--- BEGIN Data supplied ---
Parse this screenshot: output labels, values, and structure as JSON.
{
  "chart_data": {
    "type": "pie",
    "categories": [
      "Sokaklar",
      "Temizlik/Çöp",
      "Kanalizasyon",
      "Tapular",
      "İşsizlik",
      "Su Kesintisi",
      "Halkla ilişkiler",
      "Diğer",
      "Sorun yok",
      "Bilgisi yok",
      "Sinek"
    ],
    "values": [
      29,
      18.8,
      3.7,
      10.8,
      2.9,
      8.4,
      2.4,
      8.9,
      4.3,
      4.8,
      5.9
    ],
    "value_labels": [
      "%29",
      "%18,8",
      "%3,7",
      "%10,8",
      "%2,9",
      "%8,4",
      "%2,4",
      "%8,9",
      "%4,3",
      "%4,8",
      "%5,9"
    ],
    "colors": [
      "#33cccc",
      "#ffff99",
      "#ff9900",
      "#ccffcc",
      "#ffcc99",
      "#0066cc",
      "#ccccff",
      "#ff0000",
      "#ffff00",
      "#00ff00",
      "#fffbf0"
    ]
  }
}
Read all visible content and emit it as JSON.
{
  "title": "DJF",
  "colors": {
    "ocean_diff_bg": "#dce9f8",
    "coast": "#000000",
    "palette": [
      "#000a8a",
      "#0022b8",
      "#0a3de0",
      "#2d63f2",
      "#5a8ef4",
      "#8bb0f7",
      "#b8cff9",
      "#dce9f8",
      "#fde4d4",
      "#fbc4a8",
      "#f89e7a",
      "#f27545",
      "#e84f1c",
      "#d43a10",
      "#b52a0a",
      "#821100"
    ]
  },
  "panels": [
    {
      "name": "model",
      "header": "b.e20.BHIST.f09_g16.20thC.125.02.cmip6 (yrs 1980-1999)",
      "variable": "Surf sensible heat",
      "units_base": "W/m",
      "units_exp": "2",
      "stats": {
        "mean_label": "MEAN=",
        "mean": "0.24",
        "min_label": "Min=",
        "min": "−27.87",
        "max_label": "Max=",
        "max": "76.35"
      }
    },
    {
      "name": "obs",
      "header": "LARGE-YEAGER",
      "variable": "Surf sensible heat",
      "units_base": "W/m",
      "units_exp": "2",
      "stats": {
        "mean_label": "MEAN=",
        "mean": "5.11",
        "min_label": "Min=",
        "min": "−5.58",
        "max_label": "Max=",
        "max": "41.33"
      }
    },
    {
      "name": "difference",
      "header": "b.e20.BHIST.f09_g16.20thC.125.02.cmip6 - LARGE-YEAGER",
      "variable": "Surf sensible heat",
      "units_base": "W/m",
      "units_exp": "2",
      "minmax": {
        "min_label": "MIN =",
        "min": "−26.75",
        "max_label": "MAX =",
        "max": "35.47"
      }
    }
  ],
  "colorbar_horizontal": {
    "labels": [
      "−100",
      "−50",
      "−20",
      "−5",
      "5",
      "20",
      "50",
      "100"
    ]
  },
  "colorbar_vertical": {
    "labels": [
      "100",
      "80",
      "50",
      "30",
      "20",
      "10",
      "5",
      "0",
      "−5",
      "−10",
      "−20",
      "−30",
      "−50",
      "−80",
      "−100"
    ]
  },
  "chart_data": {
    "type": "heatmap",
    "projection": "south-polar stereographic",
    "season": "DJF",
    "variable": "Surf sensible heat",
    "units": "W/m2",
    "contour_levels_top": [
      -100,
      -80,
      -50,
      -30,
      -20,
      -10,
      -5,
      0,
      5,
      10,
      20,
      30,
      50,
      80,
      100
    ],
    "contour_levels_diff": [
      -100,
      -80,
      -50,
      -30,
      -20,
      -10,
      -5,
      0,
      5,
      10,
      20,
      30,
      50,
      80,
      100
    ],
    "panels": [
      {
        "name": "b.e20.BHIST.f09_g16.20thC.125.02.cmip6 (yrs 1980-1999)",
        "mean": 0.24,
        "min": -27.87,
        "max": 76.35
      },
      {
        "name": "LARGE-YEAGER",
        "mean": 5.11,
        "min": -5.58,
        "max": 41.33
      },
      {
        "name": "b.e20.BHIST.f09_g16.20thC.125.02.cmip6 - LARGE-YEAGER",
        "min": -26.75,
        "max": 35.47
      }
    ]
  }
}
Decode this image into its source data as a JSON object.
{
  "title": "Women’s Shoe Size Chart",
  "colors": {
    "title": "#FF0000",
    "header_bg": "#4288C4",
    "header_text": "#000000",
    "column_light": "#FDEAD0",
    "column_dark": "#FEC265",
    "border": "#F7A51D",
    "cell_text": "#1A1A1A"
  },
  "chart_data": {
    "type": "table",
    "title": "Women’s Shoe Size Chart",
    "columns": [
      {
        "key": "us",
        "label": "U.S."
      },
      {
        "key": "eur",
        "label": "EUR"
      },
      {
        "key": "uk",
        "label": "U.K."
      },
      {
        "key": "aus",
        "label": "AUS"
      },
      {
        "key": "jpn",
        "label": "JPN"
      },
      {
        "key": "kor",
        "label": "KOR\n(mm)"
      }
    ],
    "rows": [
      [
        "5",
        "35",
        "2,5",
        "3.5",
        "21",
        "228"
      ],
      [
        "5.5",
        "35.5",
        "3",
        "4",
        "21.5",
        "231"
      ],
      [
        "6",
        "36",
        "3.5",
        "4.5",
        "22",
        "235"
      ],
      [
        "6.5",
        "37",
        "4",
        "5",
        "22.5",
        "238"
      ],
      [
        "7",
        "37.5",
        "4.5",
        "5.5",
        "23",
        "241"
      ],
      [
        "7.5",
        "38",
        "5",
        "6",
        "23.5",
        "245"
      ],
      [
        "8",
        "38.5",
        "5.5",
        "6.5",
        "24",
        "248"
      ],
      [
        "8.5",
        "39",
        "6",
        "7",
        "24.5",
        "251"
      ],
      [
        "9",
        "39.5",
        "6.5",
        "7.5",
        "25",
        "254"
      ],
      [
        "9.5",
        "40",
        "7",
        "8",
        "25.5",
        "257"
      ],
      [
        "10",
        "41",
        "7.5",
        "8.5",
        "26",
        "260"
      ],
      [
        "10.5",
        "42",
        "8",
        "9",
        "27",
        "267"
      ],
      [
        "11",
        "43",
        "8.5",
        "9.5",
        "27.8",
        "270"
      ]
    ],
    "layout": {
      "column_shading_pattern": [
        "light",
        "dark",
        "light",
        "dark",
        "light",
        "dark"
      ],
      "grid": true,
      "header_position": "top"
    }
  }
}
--- END Data supplied ---
→ Requirement: From the preceding material, extract every line exactly.

→ Expected answer:
Parse this screenshot: output labels, values, and structure as JSON.
{
  "chart_data": {
    "type": "pie",
    "categories": [
      "Sokaklar",
      "Temizlik/Çöp",
      "Kanalizasyon",
      "Tapular",
      "İşsizlik",
      "Su Kesintisi",
      "Halkla ilişkiler",
      "Diğer",
      "Sorun yok",
      "Bilgisi yok",
      "Sinek"
    ],
    "values": [
      29,
      18.8,
      3.7,
      10.8,
      2.9,
      8.4,
      2.4,
      8.9,
      4.3,
      4.8,
      5.9
    ],
    "value_labels": [
      "%29",
      "%18,8",
      "%3,7",
      "%10,8",
      "%2,9",
      "%8,4",
      "%2,4",
      "%8,9",
      "%4,3",
      "%4,8",
      "%5,9"
    ],
    "colors": [
      "#33cccc",
      "#ffff99",
      "#ff9900",
      "#ccffcc",
      "#ffcc99",
      "#0066cc",
      "#ccccff",
      "#ff0000",
      "#ffff00",
      "#00ff00",
      "#fffbf0"
    ]
  }
}
Read all visible content and emit it as JSON.
{
  "title": "DJF",
  "colors": {
    "ocean_diff_bg": "#dce9f8",
    "coast": "#000000",
    "palette": [
      "#000a8a",
      "#0022b8",
      "#0a3de0",
      "#2d63f2",
      "#5a8ef4",
      "#8bb0f7",
      "#b8cff9",
      "#dce9f8",
      "#fde4d4",
      "#fbc4a8",
      "#f89e7a",
      "#f27545",
      "#e84f1c",
      "#d43a10",
      "#b52a0a",
      "#821100"
    ]
  },
  "panels": [
    {
      "name": "model",
      "header": "b.e20.BHIST.f09_g16.20thC.125.02.cmip6 (yrs 1980-1999)",
      "variable": "Surf sensible heat",
      "units_base": "W/m",
      "units_exp": "2",
      "stats": {
        "mean_label": "MEAN=",
        "mean": "0.24",
        "min_label": "Min=",
        "min": "−27.87",
        "max_label": "Max=",
        "max": "76.35"
      }
    },
    {
      "name": "obs",
      "header": "LARGE-YEAGER",
      "variable": "Surf sensible heat",
      "units_base": "W/m",
      "units_exp": "2",
      "stats": {
        "mean_label": "MEAN=",
        "mean": "5.11",
        "min_label": "Min=",
        "min": "−5.58",
        "max_label": "Max=",
        "max": "41.33"
      }
    },
    {
      "name": "difference",
      "header": "b.e20.BHIST.f09_g16.20thC.125.02.cmip6 - LARGE-YEAGER",
      "variable": "Surf sensible heat",
      "units_base": "W/m",
      "units_exp": "2",
      "minmax": {
        "min_label": "MIN =",
        "min": "−26.75",
        "max_label": "MAX =",
        "max": "35.47"
      }
    }
  ],
  "colorbar_horizontal": {
    "labels": [
      "−100",
      "−50",
      "−20",
      "−5",
      "5",
      "20",
      "50",
      "100"
    ]
  },
  "colorbar_vertical": {
    "labels": [
      "100",
      "80",
      "50",
      "30",
      "20",
      "10",
      "5",
      "0",
      "−5",
      "−10",
      "−20",
      "−30",
      "−50",
      "−80",
      "−100"
    ]
  },
  "chart_data": {
    "type": "heatmap",
    "projection": "south-polar stereographic",
    "season": "DJF",
    "variable": "Surf sensible heat",
    "units": "W/m2",
    "contour_levels_top": [
      -100,
      -80,
      -50,
      -30,
      -20,
      -10,
      -5,
      0,
      5,
      10,
      20,
      30,
      50,
      80,
      100
    ],
    "contour_levels_diff": [
      -100,
      -80,
      -50,
      -30,
      -20,
      -10,
      -5,
      0,
      5,
      10,
      20,
      30,
      50,
      80,
      100
    ],
    "panels": [
      {
        "name": "b.e20.BHIST.f09_g16.20thC.125.02.cmip6 (yrs 1980-1999)",
        "mean": 0.24,
        "min": -27.87,
        "max": 76.35
      },
      {
        "name": "LARGE-YEAGER",
        "mean": 5.11,
        "min": -5.58,
        "max": 41.33
      },
      {
        "name": "b.e20.BHIST.f09_g16.20thC.125.02.cmip6 - LARGE-YEAGER",
        "min": -26.75,
        "max": 35.47
      }
    ]
  }
}
Decode this image into its source data as a JSON object.
{
  "title": "Women’s Shoe Size Chart",
  "colors": {
    "title": "#FF0000",
    "header_bg": "#4288C4",
    "header_text": "#000000",
    "column_light": "#FDEAD0",
    "column_dark": "#FEC265",
    "border": "#F7A51D",
    "cell_text": "#1A1A1A"
  },
  "chart_data": {
    "type": "table",
    "title": "Women’s Shoe Size Chart",
    "columns": [
      {
        "key": "us",
        "label": "U.S."
      },
      {
        "key": "eur",
        "label": "EUR"
      },
      {
        "key": "uk",
        "label": "U.K."
      },
      {
        "key": "aus",
        "label": "AUS"
      },
      {
        "key": "jpn",
        "label": "JPN"
      },
      {
        "key": "kor",
        "label": "KOR\n(mm)"
      }
    ],
    "rows": [
      [
        "5",
        "35",
        "2,5",
        "3.5",
        "21",
        "228"
      ],
      [
        "5.5",
        "35.5",
        "3",
        "4",
        "21.5",
        "231"
      ],
      [
        "6",
        "36",
        "3.5",
        "4.5",
        "22",
        "235"
      ],
      [
        "6.5",
        "37",
        "4",
        "5",
        "22.5",
        "238"
      ],
      [
        "7",
        "37.5",
        "4.5",
        "5.5",
        "23",
        "241"
      ],
      [
        "7.5",
        "38",
        "5",
        "6",
        "23.5",
        "245"
      ],
      [
        "8",
        "38.5",
        "5.5",
        "6.5",
        "24",
        "248"
      ],
      [
        "8.5",
        "39",
        "6",
        "7",
        "24.5",
        "251"
      ],
      [
        "9",
        "39.5",
        "6.5",
        "7.5",
        "25",
        "254"
      ],
      [
        "9.5",
        "40",
        "7",
        "8",
        "25.5",
        "257"
      ],
      [
        "10",
        "41",
        "7.5",
        "8.5",
        "26",
        "260"
      ],
      [
        "10.5",
        "42",
        "8",
        "9",
        "27",
        "267"
      ],
      [
        "11",
        "43",
        "8.5",
        "9.5",
        "27.8",
        "270"
      ]
    ],
    "layout": {
      "column_shading_pattern": [
        "light",
        "dark",
        "light",
        "dark",
        "light",
        "dark"
      ],
      "grid": true,
      "header_position": "top"
    }
  }
}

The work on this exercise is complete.